**STATED EXERCISE:**
Retype each entry below exactly as it stands.

---- DATA EXTRACT

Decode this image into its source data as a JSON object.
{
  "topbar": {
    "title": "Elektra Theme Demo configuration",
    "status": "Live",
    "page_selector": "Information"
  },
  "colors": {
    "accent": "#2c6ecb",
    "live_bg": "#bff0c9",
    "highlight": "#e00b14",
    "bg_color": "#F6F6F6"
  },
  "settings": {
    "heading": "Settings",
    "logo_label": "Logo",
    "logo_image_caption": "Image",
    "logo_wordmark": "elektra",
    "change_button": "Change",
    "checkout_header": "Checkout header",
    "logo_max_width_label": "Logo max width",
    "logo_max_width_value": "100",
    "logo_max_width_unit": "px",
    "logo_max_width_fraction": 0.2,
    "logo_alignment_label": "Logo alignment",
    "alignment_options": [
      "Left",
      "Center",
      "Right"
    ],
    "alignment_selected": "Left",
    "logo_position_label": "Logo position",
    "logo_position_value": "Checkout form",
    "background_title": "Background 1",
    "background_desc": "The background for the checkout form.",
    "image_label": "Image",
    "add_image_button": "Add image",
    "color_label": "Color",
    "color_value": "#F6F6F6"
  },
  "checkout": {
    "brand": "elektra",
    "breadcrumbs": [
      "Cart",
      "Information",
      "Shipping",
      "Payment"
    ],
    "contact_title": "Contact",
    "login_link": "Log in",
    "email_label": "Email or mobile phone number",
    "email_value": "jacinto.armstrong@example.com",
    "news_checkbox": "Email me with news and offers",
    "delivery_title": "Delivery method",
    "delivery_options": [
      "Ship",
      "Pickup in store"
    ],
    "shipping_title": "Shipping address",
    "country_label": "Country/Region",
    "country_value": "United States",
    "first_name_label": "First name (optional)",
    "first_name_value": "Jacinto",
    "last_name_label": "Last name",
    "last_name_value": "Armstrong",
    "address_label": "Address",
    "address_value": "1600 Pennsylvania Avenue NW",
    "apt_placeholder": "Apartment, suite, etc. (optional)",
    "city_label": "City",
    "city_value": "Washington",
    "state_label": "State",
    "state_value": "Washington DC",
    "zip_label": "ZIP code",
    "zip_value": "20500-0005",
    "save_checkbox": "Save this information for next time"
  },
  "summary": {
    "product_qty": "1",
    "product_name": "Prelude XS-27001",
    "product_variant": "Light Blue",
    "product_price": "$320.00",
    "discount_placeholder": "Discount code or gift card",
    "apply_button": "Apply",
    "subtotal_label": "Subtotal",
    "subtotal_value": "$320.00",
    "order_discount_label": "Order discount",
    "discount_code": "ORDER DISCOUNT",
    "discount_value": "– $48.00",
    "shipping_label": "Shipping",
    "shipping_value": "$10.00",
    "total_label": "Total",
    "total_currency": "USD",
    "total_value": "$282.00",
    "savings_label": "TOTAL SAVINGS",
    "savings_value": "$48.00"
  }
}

--------

**EXERCISE RESULT:**
Decode this image into its source data as a JSON object.
{
  "topbar": {
    "title": "Elektra Theme Demo configuration",
    "status": "Live",
    "page_selector": "Information"
  },
  "colors": {
    "accent": "#2c6ecb",
    "live_bg": "#bff0c9",
    "highlight": "#e00b14",
    "bg_color": "#F6F6F6"
  },
  "settings": {
    "heading": "Settings",
    "logo_label": "Logo",
    "logo_image_caption": "Image",
    "logo_wordmark": "elektra",
    "change_button": "Change",
    "checkout_header": "Checkout header",
    "logo_max_width_label": "Logo max width",
    "logo_max_width_value": "100",
    "logo_max_width_unit": "px",
    "logo_max_width_fraction": 0.2,
    "logo_alignment_label": "Logo alignment",
    "alignment_options": [
      "Left",
      "Center",
      "Right"
    ],
    "alignment_selected": "Left",
    "logo_position_label": "Logo position",
    "logo_position_value": "Checkout form",
    "background_title": "Background 1",
    "background_desc": "The background for the checkout form.",
    "image_label": "Image",
    "add_image_button": "Add image",
    "color_label": "Color",
    "color_value": "#F6F6F6"
  },
  "checkout": {
    "brand": "elektra",
    "breadcrumbs": [
      "Cart",
      "Information",
      "Shipping",
      "Payment"
    ],
    "contact_title": "Contact",
    "login_link": "Log in",
    "email_label": "Email or mobile phone number",
    "email_value": "jacinto.armstrong@example.com",
    "news_checkbox": "Email me with news and offers",
    "delivery_title": "Delivery method",
    "delivery_options": [
      "Ship",
      "Pickup in store"
    ],
    "shipping_title": "Shipping address",
    "country_label": "Country/Region",
    "country_value": "United States",
    "first_name_label": "First name (optional)",
    "first_name_value": "Jacinto",
    "last_name_label": "Last name",
    "last_name_value": "Armstrong",
    "address_label": "Address",
    "address_value": "1600 Pennsylvania Avenue NW",
    "apt_placeholder": "Apartment, suite, etc. (optional)",
    "city_label": "City",
    "city_value": "Washington",
    "state_label": "State",
    "state_value": "Washington DC",
    "zip_label": "ZIP code",
    "zip_value": "20500-0005",
    "save_checkbox": "Save this information for next time"
  },
  "summary": {
    "product_qty": "1",
    "product_name": "Prelude XS-27001",
    "product_variant": "Light Blue",
    "product_price": "$320.00",
    "discount_placeholder": "Discount code or gift card",
    "apply_button": "Apply",
    "subtotal_label": "Subtotal",
    "subtotal_value": "$320.00",
    "order_discount_label": "Order discount",
    "discount_code": "ORDER DISCOUNT",
    "discount_value": "– $48.00",
    "shipping_label": "Shipping",
    "shipping_value": "$10.00",
    "total_label": "Total",
    "total_currency": "USD",
    "total_value": "$282.00",
    "savings_label": "TOTAL SAVINGS",
    "savings_value": "$48.00"
  }
}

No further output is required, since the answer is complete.